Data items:
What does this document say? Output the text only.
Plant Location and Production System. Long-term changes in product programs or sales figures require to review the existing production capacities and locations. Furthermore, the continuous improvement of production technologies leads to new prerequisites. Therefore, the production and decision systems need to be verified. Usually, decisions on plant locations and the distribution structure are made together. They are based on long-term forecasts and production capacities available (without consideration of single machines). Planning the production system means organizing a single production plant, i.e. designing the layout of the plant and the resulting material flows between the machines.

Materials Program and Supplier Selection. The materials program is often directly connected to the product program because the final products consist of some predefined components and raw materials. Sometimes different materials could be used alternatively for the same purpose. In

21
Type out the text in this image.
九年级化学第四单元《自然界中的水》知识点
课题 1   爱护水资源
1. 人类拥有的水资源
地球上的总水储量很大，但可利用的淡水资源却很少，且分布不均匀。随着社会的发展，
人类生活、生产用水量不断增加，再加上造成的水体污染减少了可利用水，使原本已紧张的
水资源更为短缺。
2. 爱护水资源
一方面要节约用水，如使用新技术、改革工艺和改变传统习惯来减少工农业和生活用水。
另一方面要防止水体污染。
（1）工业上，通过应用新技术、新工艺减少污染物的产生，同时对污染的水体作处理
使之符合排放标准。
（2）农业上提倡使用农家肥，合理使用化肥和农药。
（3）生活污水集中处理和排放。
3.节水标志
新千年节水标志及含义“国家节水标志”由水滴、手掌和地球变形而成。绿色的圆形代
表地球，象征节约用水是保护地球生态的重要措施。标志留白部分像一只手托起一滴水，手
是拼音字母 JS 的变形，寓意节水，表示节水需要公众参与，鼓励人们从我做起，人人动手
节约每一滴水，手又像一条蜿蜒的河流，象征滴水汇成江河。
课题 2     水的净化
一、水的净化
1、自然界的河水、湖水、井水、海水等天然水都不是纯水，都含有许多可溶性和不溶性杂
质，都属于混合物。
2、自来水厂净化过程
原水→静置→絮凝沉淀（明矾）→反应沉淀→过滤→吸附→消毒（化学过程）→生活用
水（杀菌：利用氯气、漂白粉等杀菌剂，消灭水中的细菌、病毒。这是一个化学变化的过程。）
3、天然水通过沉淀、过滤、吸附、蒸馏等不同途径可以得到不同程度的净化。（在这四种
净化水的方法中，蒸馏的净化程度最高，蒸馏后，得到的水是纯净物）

Your objective: Look over the listing. Pull out every line with the string "text" in it.

Task response:
What does this document say? Output the text only.
Type out the text in this image.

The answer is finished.